Provided material:

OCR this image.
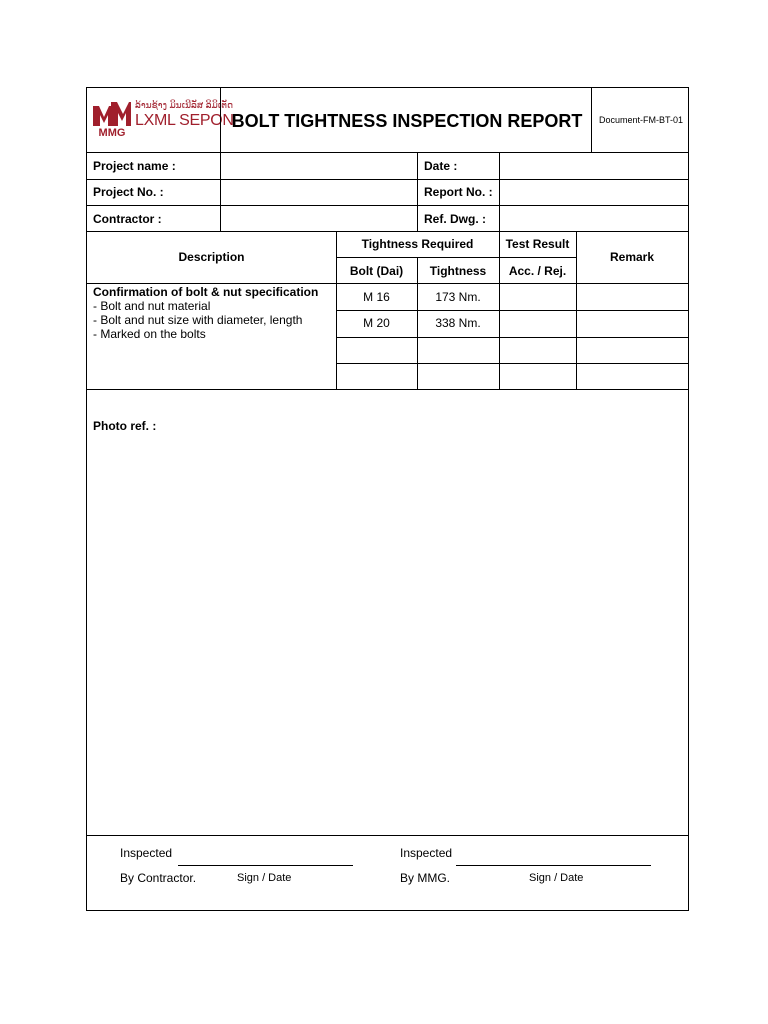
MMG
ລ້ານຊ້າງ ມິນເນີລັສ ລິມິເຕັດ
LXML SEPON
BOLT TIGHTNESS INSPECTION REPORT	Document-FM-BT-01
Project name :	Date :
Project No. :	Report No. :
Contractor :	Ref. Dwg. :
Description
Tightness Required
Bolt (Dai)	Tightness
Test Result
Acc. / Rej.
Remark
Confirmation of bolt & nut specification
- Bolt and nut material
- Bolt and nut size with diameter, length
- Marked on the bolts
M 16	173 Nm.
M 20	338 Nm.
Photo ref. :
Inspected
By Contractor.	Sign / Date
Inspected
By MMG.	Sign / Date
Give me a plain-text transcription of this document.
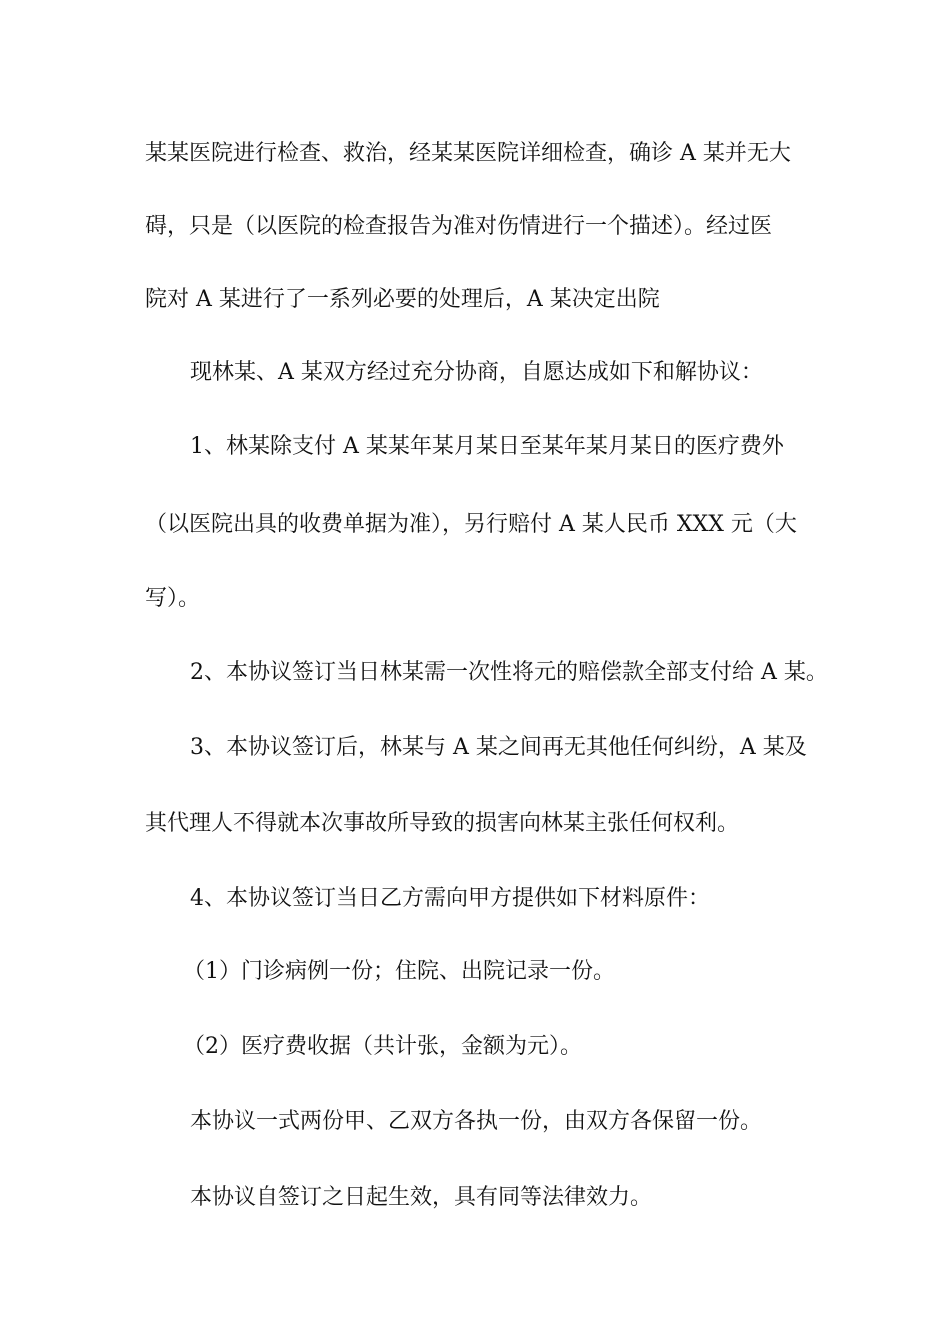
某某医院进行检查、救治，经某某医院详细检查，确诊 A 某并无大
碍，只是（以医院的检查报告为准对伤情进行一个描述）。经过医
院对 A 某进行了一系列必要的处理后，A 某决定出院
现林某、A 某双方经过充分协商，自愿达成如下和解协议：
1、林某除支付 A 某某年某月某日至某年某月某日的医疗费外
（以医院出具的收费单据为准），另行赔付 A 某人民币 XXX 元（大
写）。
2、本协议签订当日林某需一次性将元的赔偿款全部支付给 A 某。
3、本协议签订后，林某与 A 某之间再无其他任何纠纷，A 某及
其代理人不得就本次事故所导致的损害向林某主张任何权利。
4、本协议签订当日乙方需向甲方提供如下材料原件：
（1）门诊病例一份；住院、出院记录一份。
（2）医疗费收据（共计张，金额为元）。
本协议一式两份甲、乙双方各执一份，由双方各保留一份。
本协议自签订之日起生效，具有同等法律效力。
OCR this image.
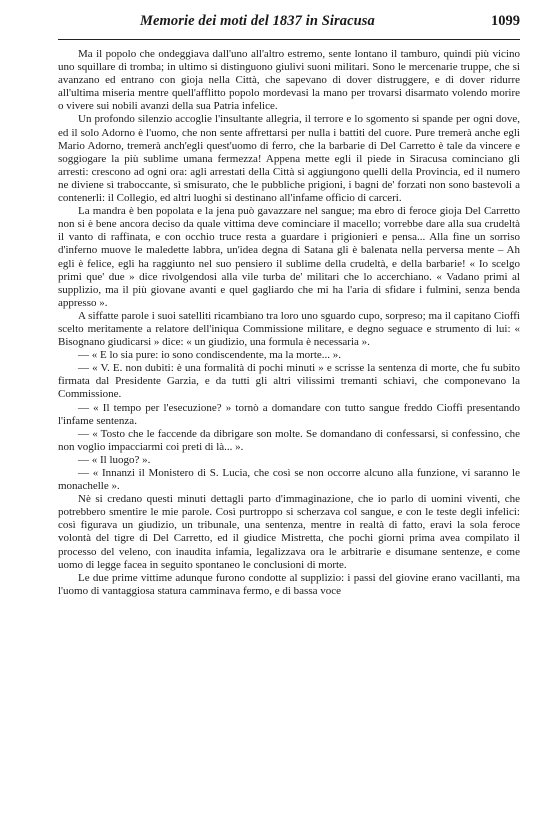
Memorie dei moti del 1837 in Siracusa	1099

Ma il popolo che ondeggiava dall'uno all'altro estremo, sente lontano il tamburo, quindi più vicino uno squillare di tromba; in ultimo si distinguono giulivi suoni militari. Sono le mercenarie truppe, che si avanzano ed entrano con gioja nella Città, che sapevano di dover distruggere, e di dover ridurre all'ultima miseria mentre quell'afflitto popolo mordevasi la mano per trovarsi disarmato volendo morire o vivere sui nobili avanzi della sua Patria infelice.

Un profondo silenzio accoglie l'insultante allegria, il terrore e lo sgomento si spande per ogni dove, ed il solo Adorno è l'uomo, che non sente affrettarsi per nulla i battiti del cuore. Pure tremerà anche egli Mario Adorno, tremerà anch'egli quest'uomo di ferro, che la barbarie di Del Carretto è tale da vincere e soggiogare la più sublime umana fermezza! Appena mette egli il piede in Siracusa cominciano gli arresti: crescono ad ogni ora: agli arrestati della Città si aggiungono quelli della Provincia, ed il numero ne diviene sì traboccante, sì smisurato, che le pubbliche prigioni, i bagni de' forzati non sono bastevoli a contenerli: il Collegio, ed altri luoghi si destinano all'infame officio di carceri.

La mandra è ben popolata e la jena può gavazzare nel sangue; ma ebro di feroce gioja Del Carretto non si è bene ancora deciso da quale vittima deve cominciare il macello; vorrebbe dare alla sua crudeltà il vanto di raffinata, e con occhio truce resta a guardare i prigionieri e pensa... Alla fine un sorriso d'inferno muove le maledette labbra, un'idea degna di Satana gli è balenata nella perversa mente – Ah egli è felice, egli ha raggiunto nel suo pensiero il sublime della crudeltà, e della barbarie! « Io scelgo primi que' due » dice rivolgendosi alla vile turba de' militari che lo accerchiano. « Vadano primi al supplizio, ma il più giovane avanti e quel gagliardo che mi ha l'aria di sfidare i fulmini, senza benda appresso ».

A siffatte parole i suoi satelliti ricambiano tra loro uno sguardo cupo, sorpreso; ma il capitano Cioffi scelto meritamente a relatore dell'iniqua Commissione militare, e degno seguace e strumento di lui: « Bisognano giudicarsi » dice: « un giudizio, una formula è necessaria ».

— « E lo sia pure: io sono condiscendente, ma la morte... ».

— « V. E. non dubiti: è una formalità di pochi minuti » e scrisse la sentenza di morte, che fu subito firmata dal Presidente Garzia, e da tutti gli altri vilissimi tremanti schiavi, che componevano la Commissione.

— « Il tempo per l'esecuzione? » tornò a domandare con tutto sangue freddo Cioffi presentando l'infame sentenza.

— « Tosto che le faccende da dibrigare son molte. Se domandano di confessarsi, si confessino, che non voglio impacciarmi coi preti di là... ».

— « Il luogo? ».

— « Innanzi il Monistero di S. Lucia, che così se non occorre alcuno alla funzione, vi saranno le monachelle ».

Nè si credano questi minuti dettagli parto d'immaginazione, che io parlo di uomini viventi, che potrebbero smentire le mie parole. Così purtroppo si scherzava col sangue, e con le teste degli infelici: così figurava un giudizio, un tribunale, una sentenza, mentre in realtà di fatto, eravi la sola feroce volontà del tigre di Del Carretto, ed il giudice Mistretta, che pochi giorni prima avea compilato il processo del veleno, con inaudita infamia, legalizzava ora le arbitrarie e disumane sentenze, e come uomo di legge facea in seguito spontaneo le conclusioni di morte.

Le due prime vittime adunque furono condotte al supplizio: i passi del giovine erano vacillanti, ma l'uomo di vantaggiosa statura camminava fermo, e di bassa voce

Goal of the exercise: Pull out every line above that holds the word "Sign".

Final result:
By Contractor.	Sign / Date
By MMG.	Sign / Date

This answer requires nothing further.